-------- Provided material --------

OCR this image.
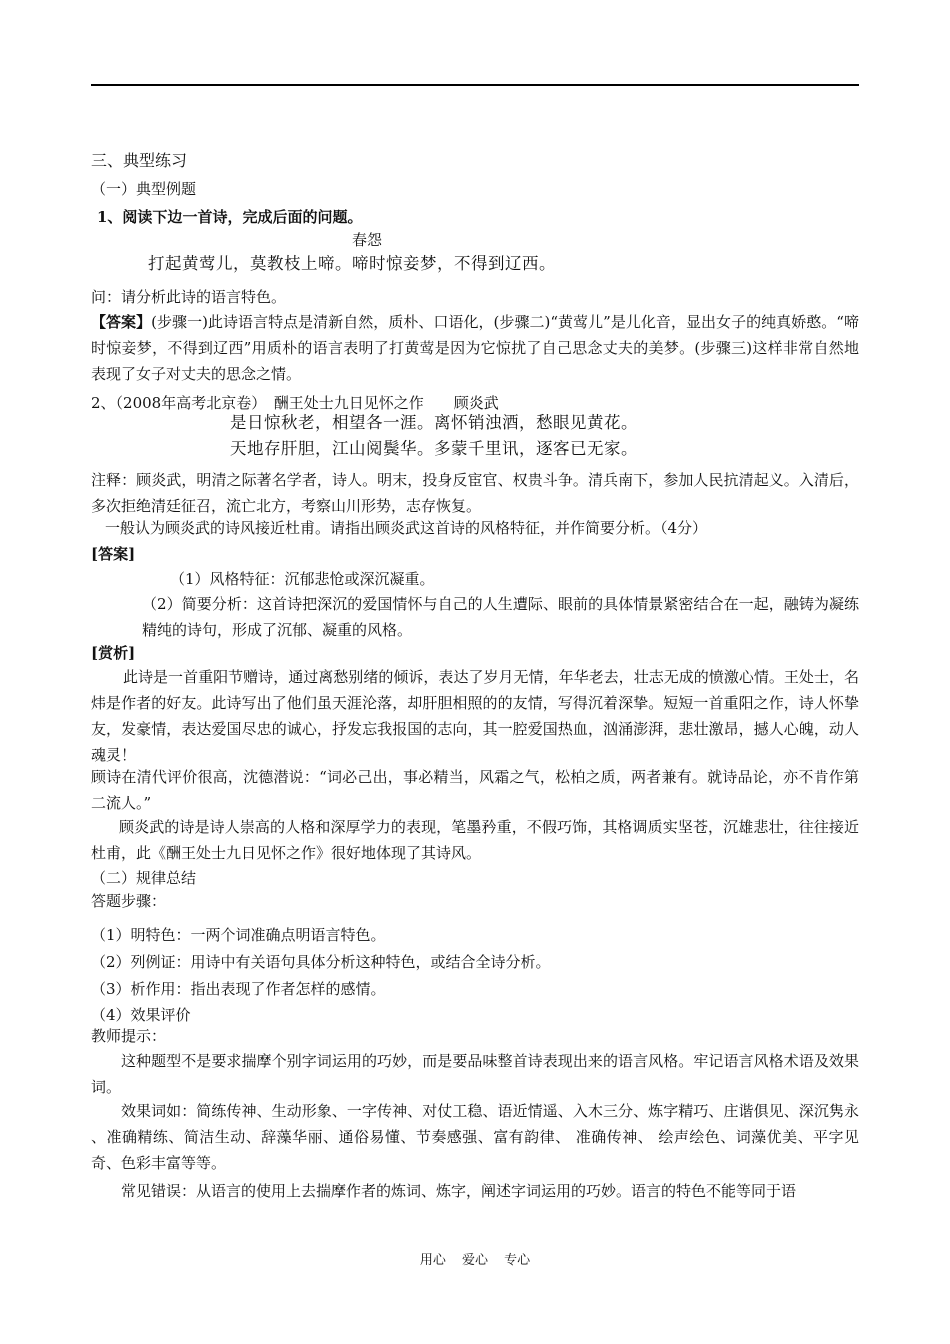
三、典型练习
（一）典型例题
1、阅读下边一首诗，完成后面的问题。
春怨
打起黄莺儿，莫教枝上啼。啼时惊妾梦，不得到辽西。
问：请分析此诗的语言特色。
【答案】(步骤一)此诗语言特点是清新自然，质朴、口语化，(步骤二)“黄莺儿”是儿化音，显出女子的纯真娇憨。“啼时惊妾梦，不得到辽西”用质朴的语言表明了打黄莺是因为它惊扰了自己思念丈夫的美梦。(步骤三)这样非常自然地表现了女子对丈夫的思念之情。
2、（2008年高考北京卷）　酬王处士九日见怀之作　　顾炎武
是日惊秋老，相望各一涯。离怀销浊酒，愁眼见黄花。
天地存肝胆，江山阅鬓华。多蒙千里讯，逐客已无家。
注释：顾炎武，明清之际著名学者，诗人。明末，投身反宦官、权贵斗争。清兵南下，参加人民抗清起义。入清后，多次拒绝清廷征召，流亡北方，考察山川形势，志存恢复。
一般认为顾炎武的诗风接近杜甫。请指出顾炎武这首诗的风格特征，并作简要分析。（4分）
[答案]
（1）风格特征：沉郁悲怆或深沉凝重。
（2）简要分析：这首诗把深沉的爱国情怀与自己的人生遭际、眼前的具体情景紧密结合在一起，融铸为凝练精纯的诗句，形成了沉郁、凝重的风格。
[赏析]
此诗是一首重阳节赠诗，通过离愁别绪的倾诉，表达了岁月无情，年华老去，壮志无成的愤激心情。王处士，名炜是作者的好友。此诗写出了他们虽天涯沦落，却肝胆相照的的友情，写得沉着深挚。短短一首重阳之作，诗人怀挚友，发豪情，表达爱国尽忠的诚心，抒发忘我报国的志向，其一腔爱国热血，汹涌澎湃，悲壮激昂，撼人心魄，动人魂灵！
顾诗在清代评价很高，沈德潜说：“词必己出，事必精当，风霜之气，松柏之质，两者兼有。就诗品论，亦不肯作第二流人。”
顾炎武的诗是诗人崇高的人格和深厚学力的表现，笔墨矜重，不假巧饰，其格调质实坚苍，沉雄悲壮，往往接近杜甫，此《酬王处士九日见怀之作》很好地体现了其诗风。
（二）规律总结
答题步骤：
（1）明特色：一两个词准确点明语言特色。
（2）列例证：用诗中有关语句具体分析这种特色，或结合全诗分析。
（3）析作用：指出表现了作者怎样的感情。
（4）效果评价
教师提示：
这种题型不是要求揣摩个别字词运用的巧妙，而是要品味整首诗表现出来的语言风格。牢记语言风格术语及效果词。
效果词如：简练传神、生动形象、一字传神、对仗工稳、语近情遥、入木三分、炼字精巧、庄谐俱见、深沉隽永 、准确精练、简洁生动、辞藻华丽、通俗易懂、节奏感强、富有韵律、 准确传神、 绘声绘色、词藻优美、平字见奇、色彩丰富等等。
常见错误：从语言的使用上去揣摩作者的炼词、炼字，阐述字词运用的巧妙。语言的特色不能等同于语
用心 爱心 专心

--------
-------- Provided material --------

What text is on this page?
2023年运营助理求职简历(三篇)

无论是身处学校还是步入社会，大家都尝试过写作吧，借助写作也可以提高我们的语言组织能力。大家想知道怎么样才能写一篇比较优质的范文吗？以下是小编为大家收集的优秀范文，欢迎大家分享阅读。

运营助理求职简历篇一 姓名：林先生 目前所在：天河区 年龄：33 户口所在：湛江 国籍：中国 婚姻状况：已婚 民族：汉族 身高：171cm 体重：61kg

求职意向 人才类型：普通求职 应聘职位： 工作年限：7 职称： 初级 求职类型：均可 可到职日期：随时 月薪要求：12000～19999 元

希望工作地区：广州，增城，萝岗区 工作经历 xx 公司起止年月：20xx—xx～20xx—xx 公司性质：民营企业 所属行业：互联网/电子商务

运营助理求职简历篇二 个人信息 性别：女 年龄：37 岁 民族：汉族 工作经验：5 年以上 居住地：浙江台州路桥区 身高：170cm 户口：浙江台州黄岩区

--------
-------- Provided material --------

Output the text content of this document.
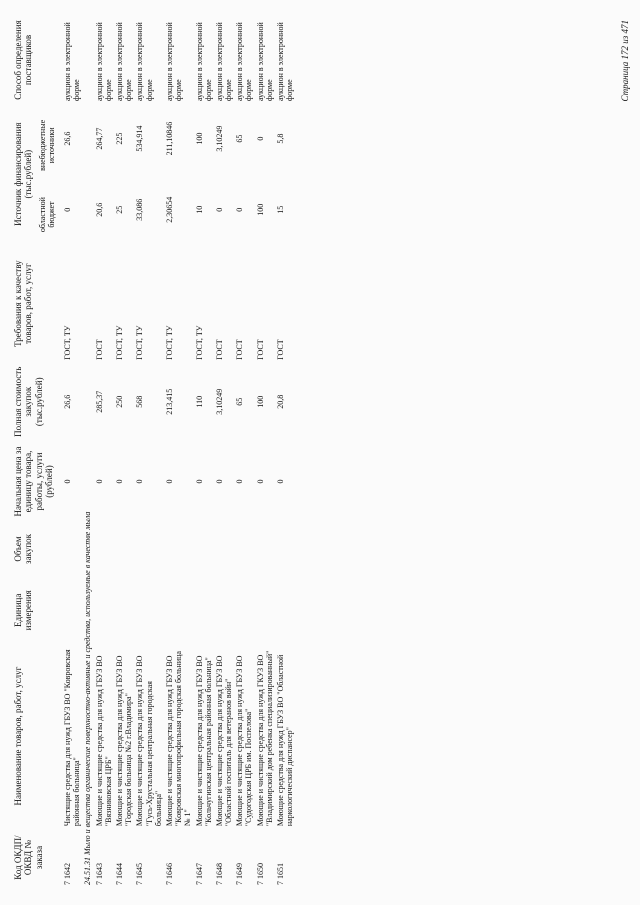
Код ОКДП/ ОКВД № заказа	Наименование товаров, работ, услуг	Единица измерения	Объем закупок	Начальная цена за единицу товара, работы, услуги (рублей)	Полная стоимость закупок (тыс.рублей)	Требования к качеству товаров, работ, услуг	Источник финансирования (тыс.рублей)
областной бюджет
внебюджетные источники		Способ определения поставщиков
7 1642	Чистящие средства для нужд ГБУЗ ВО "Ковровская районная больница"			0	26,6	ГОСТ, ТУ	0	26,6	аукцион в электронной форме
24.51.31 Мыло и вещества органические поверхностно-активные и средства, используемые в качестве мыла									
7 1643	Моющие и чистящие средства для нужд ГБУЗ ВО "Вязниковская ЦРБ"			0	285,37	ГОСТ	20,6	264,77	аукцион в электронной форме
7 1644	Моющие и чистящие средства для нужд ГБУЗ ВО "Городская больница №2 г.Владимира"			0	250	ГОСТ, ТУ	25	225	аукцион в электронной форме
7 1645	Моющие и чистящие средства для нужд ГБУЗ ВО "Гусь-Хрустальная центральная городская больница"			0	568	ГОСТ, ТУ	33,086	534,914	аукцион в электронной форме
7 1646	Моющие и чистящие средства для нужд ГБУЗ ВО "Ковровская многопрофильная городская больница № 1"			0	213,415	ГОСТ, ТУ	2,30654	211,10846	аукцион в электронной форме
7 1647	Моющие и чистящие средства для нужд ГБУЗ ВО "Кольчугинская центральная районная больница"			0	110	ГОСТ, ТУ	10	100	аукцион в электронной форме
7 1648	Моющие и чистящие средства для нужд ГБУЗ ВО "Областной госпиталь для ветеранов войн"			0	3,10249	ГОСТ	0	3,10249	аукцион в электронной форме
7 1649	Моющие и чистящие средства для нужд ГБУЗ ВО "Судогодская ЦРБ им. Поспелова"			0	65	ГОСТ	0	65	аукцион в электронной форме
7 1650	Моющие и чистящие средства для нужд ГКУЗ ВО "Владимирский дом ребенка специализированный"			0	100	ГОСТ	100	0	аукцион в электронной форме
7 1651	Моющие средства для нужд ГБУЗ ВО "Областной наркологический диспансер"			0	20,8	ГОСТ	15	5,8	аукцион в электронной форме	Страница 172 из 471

--------

> [Your task] Where a line of the records above holds the word "酬王处士九日见怀之作", copy that line.

> [Complete answer]
2、（2008年高考北京卷）　酬王处士九日见怀之作　　顾炎武
顾炎武的诗是诗人崇高的人格和深厚学力的表现，笔墨矜重，不假巧饰，其格调质实坚苍，沉雄悲壮，往往接近杜甫，此《酬王处士九日见怀之作》很好地体现了其诗风。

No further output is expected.